## Exercise requirements
All of the material below is to be restated word for word, apart from the pictures.

## The data
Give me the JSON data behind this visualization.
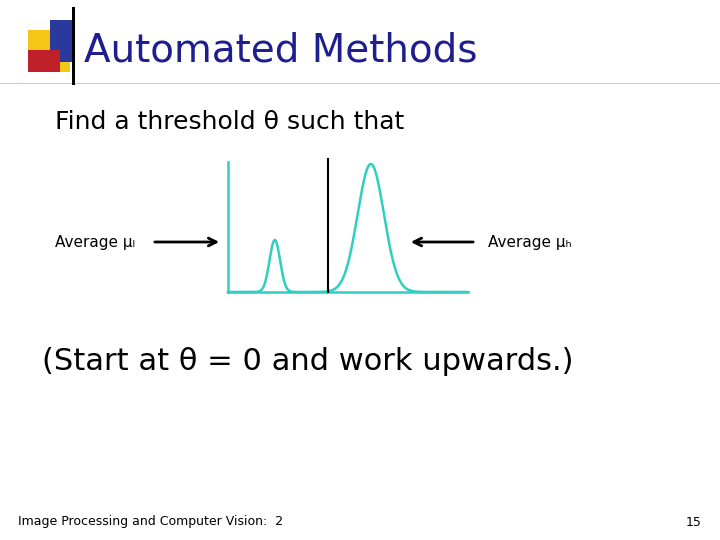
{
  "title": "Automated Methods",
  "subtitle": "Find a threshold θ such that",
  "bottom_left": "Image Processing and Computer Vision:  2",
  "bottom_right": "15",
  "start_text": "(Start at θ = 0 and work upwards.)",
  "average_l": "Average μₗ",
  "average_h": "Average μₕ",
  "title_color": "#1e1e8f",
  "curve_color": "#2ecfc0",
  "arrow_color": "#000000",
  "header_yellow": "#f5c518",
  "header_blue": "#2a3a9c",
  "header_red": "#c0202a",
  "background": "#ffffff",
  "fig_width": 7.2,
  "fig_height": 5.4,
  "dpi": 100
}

## Finished task
Give me the JSON data behind this visualization.
{
  "title": "Automated Methods",
  "subtitle": "Find a threshold θ such that",
  "bottom_left": "Image Processing and Computer Vision:  2",
  "bottom_right": "15",
  "start_text": "(Start at θ = 0 and work upwards.)",
  "average_l": "Average μₗ",
  "average_h": "Average μₕ",
  "title_color": "#1e1e8f",
  "curve_color": "#2ecfc0",
  "arrow_color": "#000000",
  "header_yellow": "#f5c518",
  "header_blue": "#2a3a9c",
  "header_red": "#c0202a",
  "background": "#ffffff",
  "fig_width": 7.2,
  "fig_height": 5.4,
  "dpi": 100
}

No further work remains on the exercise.